* [Stated goal]
Restate every line of the material, word for word.

* [Items from a figure collection]
--- begin ---

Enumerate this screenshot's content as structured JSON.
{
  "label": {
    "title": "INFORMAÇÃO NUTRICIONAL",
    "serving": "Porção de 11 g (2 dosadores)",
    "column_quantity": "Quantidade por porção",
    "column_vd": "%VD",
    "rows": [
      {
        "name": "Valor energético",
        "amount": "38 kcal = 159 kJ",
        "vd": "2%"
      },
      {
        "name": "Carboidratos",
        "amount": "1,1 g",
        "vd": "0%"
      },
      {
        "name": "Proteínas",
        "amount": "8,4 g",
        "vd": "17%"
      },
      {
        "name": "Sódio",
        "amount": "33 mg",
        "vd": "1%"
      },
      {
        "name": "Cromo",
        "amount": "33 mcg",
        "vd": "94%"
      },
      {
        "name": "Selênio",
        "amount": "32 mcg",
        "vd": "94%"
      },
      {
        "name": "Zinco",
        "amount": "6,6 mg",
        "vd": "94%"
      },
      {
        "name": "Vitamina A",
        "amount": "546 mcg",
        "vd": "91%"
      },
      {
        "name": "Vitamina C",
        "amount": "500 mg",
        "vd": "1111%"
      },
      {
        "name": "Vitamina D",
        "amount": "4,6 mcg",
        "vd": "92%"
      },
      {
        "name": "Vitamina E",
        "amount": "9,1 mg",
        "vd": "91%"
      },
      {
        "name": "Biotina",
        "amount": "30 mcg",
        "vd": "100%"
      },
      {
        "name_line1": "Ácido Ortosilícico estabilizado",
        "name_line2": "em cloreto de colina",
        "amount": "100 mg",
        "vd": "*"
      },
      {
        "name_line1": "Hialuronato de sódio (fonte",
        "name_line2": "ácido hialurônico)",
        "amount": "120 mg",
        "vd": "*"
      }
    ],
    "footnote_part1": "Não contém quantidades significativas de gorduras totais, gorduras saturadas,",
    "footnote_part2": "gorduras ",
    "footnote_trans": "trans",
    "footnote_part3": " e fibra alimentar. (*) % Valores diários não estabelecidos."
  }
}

--- end ---

* [Solution to this problem]
Enumerate this screenshot's content as structured JSON.
{
  "label": {
    "title": "INFORMAÇÃO NUTRICIONAL",
    "serving": "Porção de 11 g (2 dosadores)",
    "column_quantity": "Quantidade por porção",
    "column_vd": "%VD",
    "rows": [
      {
        "name": "Valor energético",
        "amount": "38 kcal = 159 kJ",
        "vd": "2%"
      },
      {
        "name": "Carboidratos",
        "amount": "1,1 g",
        "vd": "0%"
      },
      {
        "name": "Proteínas",
        "amount": "8,4 g",
        "vd": "17%"
      },
      {
        "name": "Sódio",
        "amount": "33 mg",
        "vd": "1%"
      },
      {
        "name": "Cromo",
        "amount": "33 mcg",
        "vd": "94%"
      },
      {
        "name": "Selênio",
        "amount": "32 mcg",
        "vd": "94%"
      },
      {
        "name": "Zinco",
        "amount": "6,6 mg",
        "vd": "94%"
      },
      {
        "name": "Vitamina A",
        "amount": "546 mcg",
        "vd": "91%"
      },
      {
        "name": "Vitamina C",
        "amount": "500 mg",
        "vd": "1111%"
      },
      {
        "name": "Vitamina D",
        "amount": "4,6 mcg",
        "vd": "92%"
      },
      {
        "name": "Vitamina E",
        "amount": "9,1 mg",
        "vd": "91%"
      },
      {
        "name": "Biotina",
        "amount": "30 mcg",
        "vd": "100%"
      },
      {
        "name_line1": "Ácido Ortosilícico estabilizado",
        "name_line2": "em cloreto de colina",
        "amount": "100 mg",
        "vd": "*"
      },
      {
        "name_line1": "Hialuronato de sódio (fonte",
        "name_line2": "ácido hialurônico)",
        "amount": "120 mg",
        "vd": "*"
      }
    ],
    "footnote_part1": "Não contém quantidades significativas de gorduras totais, gorduras saturadas,",
    "footnote_part2": "gorduras ",
    "footnote_trans": "trans",
    "footnote_part3": " e fibra alimentar. (*) % Valores diários não estabelecidos."
  }
}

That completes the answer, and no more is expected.